All of the data below must be repeated exactly.

---------- DATA SUPPLIED ----------

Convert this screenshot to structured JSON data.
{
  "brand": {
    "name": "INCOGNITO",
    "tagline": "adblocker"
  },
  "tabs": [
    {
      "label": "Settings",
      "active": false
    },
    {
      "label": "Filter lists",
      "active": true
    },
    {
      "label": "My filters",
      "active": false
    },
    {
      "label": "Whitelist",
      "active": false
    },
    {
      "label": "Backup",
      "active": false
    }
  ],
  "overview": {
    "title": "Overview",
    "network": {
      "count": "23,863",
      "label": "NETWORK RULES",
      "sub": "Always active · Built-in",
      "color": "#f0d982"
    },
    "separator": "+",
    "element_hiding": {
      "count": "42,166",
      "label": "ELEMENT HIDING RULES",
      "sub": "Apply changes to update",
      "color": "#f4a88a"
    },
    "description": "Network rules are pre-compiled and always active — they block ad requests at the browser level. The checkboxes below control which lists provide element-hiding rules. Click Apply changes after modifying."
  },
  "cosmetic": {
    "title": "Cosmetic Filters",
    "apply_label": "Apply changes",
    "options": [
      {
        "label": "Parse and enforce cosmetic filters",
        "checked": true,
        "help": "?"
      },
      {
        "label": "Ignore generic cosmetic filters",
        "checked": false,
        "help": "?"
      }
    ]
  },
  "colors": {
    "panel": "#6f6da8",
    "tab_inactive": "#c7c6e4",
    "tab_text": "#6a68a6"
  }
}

----------

◆ THE RESULT
Convert this screenshot to structured JSON data.
{
  "brand": {
    "name": "INCOGNITO",
    "tagline": "adblocker"
  },
  "tabs": [
    {
      "label": "Settings",
      "active": false
    },
    {
      "label": "Filter lists",
      "active": true
    },
    {
      "label": "My filters",
      "active": false
    },
    {
      "label": "Whitelist",
      "active": false
    },
    {
      "label": "Backup",
      "active": false
    }
  ],
  "overview": {
    "title": "Overview",
    "network": {
      "count": "23,863",
      "label": "NETWORK RULES",
      "sub": "Always active · Built-in",
      "color": "#f0d982"
    },
    "separator": "+",
    "element_hiding": {
      "count": "42,166",
      "label": "ELEMENT HIDING RULES",
      "sub": "Apply changes to update",
      "color": "#f4a88a"
    },
    "description": "Network rules are pre-compiled and always active — they block ad requests at the browser level. The checkboxes below control which lists provide element-hiding rules. Click Apply changes after modifying."
  },
  "cosmetic": {
    "title": "Cosmetic Filters",
    "apply_label": "Apply changes",
    "options": [
      {
        "label": "Parse and enforce cosmetic filters",
        "checked": true,
        "help": "?"
      },
      {
        "label": "Ignore generic cosmetic filters",
        "checked": false,
        "help": "?"
      }
    ]
  },
  "colors": {
    "panel": "#6f6da8",
    "tab_inactive": "#c7c6e4",
    "tab_text": "#6a68a6"
  }
}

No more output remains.